Task to carry out:
Isolate every line in the data with the string "this" and copy it.

The data:
## Start
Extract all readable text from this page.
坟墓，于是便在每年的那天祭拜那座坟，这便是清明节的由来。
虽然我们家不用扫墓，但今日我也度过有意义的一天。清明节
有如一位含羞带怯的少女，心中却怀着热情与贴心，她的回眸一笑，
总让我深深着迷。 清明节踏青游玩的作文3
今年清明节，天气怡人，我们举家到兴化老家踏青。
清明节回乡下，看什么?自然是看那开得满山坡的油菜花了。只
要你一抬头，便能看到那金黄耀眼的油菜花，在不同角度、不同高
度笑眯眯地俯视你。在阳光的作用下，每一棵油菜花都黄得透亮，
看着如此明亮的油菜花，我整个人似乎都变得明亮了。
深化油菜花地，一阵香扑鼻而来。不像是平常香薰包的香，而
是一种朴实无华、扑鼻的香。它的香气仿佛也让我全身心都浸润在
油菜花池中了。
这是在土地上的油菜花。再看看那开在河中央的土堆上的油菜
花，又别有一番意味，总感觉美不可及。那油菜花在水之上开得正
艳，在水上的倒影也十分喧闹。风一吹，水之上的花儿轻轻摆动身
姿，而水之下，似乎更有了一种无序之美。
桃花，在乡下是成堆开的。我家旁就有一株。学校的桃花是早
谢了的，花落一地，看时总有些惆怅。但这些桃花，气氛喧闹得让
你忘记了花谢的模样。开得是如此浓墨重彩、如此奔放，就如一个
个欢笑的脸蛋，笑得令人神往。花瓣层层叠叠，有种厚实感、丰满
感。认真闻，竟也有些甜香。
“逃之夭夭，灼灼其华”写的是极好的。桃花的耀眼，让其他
## End
## Start
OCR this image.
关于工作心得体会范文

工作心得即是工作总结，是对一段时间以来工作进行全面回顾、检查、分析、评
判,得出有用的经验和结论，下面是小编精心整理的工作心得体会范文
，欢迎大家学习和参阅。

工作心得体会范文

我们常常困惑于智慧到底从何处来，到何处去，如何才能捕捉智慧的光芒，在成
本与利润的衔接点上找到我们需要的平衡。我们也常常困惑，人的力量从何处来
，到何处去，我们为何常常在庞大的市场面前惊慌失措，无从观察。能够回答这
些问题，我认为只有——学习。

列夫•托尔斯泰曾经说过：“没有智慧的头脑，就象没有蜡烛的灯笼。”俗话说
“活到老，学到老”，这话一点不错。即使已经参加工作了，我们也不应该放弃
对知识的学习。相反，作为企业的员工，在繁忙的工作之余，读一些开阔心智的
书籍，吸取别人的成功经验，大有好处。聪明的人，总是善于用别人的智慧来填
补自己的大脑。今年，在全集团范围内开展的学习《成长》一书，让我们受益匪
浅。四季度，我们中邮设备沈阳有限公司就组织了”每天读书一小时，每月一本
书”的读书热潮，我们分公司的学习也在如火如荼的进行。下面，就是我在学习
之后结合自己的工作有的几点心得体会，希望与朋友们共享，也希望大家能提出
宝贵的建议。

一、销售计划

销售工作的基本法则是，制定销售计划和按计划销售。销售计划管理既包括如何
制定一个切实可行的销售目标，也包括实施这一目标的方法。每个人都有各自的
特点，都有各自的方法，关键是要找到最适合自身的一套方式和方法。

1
## End
Correct response:
Extract all readable text from this page.
OCR this image.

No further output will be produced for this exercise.